[start of MATERIAL FOR THIS TASK]

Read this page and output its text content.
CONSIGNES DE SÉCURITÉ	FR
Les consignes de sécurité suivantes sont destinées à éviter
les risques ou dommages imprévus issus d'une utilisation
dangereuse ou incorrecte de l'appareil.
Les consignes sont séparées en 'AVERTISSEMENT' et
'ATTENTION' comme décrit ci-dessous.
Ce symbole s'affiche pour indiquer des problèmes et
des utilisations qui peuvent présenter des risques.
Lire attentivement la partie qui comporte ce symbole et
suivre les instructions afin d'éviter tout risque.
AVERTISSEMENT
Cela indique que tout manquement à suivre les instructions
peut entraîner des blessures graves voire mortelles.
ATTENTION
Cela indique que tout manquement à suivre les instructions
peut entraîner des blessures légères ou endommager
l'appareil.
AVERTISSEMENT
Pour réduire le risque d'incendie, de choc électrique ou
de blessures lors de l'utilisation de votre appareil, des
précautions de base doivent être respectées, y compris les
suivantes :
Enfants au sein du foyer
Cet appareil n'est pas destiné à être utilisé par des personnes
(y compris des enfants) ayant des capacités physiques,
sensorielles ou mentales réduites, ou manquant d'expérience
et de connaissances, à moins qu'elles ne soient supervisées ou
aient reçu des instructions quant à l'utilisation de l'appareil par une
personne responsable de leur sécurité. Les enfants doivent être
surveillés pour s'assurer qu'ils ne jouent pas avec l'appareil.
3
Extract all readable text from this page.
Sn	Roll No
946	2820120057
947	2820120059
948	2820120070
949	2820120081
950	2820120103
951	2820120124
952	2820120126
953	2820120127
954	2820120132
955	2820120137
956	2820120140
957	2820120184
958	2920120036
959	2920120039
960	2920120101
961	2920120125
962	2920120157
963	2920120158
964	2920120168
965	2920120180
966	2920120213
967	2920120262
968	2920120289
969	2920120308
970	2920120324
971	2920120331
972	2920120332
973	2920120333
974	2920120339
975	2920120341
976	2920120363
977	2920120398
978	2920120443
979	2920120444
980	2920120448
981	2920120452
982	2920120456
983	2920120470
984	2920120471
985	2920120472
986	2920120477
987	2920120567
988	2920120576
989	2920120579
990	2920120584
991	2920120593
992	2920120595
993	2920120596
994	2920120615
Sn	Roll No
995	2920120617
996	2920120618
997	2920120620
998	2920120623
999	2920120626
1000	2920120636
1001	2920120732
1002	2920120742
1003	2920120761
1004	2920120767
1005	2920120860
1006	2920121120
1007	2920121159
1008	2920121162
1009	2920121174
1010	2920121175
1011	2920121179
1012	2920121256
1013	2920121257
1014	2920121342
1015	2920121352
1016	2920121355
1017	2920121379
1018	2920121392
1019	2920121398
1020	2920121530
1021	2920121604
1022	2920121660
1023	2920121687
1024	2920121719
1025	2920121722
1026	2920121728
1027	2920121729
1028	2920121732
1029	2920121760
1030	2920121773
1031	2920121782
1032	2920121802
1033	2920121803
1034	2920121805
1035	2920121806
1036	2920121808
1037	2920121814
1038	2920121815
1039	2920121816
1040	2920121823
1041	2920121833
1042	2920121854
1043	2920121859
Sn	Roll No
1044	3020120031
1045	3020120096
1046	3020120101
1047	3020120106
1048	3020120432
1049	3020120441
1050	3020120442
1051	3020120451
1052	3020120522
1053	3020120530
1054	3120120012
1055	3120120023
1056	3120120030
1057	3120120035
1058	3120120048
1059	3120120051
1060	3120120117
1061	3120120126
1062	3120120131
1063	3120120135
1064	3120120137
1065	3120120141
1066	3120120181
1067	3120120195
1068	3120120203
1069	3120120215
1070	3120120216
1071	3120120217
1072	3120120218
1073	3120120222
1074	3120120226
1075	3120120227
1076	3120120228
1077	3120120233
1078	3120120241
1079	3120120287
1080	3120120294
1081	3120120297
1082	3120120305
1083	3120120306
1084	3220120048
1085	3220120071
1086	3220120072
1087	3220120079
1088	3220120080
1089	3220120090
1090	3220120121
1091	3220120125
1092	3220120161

[end of MATERIAL FOR THIS TASK]

YOUR GOAL: All of the entries should be written out again exactly.

EXERCISE OUTPUT:
Read this page and output its text content.
CONSIGNES DE SÉCURITÉ	FR
Les consignes de sécurité suivantes sont destinées à éviter
les risques ou dommages imprévus issus d'une utilisation
dangereuse ou incorrecte de l'appareil.
Les consignes sont séparées en 'AVERTISSEMENT' et
'ATTENTION' comme décrit ci-dessous.
Ce symbole s'affiche pour indiquer des problèmes et
des utilisations qui peuvent présenter des risques.
Lire attentivement la partie qui comporte ce symbole et
suivre les instructions afin d'éviter tout risque.
AVERTISSEMENT
Cela indique que tout manquement à suivre les instructions
peut entraîner des blessures graves voire mortelles.
ATTENTION
Cela indique que tout manquement à suivre les instructions
peut entraîner des blessures légères ou endommager
l'appareil.
AVERTISSEMENT
Pour réduire le risque d'incendie, de choc électrique ou
de blessures lors de l'utilisation de votre appareil, des
précautions de base doivent être respectées, y compris les
suivantes :
Enfants au sein du foyer
Cet appareil n'est pas destiné à être utilisé par des personnes
(y compris des enfants) ayant des capacités physiques,
sensorielles ou mentales réduites, ou manquant d'expérience
et de connaissances, à moins qu'elles ne soient supervisées ou
aient reçu des instructions quant à l'utilisation de l'appareil par une
personne responsable de leur sécurité. Les enfants doivent être
surveillés pour s'assurer qu'ils ne jouent pas avec l'appareil.
3
Extract all readable text from this page.
Sn	Roll No
946	2820120057
947	2820120059
948	2820120070
949	2820120081
950	2820120103
951	2820120124
952	2820120126
953	2820120127
954	2820120132
955	2820120137
956	2820120140
957	2820120184
958	2920120036
959	2920120039
960	2920120101
961	2920120125
962	2920120157
963	2920120158
964	2920120168
965	2920120180
966	2920120213
967	2920120262
968	2920120289
969	2920120308
970	2920120324
971	2920120331
972	2920120332
973	2920120333
974	2920120339
975	2920120341
976	2920120363
977	2920120398
978	2920120443
979	2920120444
980	2920120448
981	2920120452
982	2920120456
983	2920120470
984	2920120471
985	2920120472
986	2920120477
987	2920120567
988	2920120576
989	2920120579
990	2920120584
991	2920120593
992	2920120595
993	2920120596
994	2920120615
Sn	Roll No
995	2920120617
996	2920120618
997	2920120620
998	2920120623
999	2920120626
1000	2920120636
1001	2920120732
1002	2920120742
1003	2920120761
1004	2920120767
1005	2920120860
1006	2920121120
1007	2920121159
1008	2920121162
1009	2920121174
1010	2920121175
1011	2920121179
1012	2920121256
1013	2920121257
1014	2920121342
1015	2920121352
1016	2920121355
1017	2920121379
1018	2920121392
1019	2920121398
1020	2920121530
1021	2920121604
1022	2920121660
1023	2920121687
1024	2920121719
1025	2920121722
1026	2920121728
1027	2920121729
1028	2920121732
1029	2920121760
1030	2920121773
1031	2920121782
1032	2920121802
1033	2920121803
1034	2920121805
1035	2920121806
1036	2920121808
1037	2920121814
1038	2920121815
1039	2920121816
1040	2920121823
1041	2920121833
1042	2920121854
1043	2920121859
Sn	Roll No
1044	3020120031
1045	3020120096
1046	3020120101
1047	3020120106
1048	3020120432
1049	3020120441
1050	3020120442
1051	3020120451
1052	3020120522
1053	3020120530
1054	3120120012
1055	3120120023
1056	3120120030
1057	3120120035
1058	3120120048
1059	3120120051
1060	3120120117
1061	3120120126
1062	3120120131
1063	3120120135
1064	3120120137
1065	3120120141
1066	3120120181
1067	3120120195
1068	3120120203
1069	3120120215
1070	3120120216
1071	3120120217
1072	3120120218
1073	3120120222
1074	3120120226
1075	3120120227
1076	3120120228
1077	3120120233
1078	3120120241
1079	3120120287
1080	3120120294
1081	3120120297
1082	3120120305
1083	3120120306
1084	3220120048
1085	3220120071
1086	3220120072
1087	3220120079
1088	3220120080
1089	3220120090
1090	3220120121
1091	3220120125
1092	3220120161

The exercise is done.